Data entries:
-- start --

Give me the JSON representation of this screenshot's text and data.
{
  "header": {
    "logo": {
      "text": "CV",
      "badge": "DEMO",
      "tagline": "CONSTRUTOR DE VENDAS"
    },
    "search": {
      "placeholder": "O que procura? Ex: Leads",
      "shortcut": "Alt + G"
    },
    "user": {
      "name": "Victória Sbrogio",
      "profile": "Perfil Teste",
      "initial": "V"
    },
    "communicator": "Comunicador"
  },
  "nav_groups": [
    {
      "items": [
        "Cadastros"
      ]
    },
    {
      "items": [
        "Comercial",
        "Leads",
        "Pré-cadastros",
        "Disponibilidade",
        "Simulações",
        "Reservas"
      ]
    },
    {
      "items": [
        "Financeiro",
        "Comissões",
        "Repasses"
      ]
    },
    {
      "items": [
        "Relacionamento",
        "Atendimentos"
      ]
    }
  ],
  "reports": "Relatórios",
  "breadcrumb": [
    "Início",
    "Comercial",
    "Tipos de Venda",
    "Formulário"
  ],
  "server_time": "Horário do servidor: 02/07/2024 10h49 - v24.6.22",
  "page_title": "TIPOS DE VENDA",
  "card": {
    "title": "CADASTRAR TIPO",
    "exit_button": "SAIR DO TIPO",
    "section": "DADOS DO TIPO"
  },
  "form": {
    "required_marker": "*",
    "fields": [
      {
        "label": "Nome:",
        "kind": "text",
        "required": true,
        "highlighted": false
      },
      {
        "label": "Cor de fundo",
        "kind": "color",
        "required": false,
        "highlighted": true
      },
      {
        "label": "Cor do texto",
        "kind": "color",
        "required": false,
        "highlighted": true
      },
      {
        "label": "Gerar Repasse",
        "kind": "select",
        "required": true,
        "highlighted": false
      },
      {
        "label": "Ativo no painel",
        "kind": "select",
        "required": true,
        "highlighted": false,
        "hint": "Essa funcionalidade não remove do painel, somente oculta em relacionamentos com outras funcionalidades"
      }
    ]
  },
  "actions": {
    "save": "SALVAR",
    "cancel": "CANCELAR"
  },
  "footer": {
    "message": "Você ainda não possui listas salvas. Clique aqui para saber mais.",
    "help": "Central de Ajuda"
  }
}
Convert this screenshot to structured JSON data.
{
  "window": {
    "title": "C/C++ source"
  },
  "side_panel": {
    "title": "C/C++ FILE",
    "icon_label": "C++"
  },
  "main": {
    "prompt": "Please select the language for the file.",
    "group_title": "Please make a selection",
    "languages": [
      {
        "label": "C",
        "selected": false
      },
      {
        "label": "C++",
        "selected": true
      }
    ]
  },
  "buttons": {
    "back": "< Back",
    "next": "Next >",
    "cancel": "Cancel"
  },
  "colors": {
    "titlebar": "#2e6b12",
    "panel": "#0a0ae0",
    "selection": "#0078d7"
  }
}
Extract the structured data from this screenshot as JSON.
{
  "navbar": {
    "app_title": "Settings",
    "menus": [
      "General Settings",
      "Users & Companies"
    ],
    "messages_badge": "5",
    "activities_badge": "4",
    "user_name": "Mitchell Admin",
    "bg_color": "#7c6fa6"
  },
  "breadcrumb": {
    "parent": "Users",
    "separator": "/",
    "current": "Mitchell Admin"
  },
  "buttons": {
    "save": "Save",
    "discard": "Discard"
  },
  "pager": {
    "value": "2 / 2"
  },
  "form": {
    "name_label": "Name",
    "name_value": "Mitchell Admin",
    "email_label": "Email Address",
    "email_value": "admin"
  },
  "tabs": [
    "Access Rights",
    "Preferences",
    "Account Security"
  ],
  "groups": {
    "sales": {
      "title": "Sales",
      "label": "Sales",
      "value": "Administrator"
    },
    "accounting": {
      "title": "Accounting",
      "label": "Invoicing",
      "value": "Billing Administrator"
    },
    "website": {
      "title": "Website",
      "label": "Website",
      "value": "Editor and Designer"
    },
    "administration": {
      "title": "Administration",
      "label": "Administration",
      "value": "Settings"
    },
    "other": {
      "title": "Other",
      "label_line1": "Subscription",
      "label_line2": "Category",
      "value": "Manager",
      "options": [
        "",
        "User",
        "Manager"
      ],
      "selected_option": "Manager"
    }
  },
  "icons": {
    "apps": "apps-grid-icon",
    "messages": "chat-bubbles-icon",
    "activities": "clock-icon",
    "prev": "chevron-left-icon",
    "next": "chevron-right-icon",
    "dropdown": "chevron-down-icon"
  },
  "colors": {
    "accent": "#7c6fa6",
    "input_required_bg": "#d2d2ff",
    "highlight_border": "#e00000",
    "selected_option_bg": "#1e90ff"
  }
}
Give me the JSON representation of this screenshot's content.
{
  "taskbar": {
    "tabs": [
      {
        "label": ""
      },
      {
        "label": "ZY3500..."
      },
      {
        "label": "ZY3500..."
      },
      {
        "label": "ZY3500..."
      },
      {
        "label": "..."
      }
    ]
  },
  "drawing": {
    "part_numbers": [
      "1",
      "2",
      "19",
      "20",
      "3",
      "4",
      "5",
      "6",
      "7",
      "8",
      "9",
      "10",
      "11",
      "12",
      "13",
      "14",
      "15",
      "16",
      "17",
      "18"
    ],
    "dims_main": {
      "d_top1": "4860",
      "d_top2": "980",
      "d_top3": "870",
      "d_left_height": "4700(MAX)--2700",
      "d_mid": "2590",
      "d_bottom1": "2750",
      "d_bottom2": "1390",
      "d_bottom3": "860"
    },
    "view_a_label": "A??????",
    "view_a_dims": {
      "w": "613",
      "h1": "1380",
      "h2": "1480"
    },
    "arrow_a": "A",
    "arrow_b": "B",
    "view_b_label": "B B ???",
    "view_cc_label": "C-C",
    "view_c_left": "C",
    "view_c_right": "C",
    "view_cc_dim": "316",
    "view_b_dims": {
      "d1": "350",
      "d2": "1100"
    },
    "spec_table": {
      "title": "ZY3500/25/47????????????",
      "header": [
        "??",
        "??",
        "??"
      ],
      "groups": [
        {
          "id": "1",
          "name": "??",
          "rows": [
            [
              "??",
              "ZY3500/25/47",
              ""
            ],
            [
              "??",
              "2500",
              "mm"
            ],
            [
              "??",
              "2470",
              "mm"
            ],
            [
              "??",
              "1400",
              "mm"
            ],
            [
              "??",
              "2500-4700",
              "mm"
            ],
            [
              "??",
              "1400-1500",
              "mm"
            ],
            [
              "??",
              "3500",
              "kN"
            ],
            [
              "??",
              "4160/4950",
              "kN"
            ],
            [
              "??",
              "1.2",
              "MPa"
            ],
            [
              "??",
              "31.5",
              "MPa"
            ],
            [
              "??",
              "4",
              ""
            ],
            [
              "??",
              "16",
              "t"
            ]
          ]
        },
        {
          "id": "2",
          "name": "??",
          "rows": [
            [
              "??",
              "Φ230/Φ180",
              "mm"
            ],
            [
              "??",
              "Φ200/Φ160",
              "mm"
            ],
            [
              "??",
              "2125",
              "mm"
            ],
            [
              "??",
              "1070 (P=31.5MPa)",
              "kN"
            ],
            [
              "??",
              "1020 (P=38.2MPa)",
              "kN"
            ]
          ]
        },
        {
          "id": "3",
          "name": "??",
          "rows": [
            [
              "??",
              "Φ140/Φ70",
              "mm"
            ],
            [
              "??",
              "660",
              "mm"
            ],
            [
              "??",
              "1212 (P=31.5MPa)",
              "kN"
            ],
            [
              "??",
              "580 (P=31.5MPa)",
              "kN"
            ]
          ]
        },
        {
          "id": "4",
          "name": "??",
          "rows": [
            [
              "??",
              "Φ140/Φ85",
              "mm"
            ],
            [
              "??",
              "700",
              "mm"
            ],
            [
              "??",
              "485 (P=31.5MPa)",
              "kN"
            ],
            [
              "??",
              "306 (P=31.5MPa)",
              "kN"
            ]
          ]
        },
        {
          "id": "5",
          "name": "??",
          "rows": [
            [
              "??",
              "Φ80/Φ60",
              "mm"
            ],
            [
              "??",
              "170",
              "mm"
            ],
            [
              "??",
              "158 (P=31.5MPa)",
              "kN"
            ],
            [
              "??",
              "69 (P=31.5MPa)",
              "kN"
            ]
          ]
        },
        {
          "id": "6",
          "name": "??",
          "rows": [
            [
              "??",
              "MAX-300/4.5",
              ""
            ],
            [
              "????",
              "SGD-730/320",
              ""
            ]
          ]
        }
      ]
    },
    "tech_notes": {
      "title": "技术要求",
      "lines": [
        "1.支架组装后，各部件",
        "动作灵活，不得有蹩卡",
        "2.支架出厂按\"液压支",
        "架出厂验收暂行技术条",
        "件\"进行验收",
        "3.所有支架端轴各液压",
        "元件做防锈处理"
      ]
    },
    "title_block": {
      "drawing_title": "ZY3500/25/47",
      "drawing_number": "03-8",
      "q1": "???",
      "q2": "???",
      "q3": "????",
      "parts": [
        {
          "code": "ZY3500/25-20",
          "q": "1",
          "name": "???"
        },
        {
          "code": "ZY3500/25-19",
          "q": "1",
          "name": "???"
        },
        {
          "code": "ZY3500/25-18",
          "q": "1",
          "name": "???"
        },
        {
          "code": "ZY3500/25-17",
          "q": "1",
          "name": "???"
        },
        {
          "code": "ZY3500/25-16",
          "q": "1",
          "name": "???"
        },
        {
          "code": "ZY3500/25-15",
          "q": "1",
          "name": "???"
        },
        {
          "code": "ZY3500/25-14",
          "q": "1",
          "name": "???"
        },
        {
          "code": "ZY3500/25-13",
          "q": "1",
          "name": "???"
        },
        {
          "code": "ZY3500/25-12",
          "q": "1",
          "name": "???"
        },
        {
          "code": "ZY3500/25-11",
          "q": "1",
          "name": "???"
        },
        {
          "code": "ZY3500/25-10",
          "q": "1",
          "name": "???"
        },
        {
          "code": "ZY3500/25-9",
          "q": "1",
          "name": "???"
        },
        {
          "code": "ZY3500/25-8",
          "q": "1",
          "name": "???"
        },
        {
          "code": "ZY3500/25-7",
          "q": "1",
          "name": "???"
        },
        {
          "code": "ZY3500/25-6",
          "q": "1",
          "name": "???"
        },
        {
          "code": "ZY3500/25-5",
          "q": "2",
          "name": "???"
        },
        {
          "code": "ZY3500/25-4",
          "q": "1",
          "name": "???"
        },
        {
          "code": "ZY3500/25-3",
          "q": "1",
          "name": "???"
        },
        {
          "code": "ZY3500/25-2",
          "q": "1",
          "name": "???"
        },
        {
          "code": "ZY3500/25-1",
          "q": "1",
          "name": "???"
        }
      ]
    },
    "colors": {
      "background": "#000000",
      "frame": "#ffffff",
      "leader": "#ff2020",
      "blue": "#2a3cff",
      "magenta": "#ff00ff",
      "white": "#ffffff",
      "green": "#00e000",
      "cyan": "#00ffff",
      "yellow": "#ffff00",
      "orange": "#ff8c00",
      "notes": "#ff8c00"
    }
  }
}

-- end --

Search the records for the word "painel" and copy every line where it occurs.

        "label": "Ativo no painel",
        "hint": "Essa funcionalidade não remove do painel, somente oculta em relacionamentos com outras funcionalidades"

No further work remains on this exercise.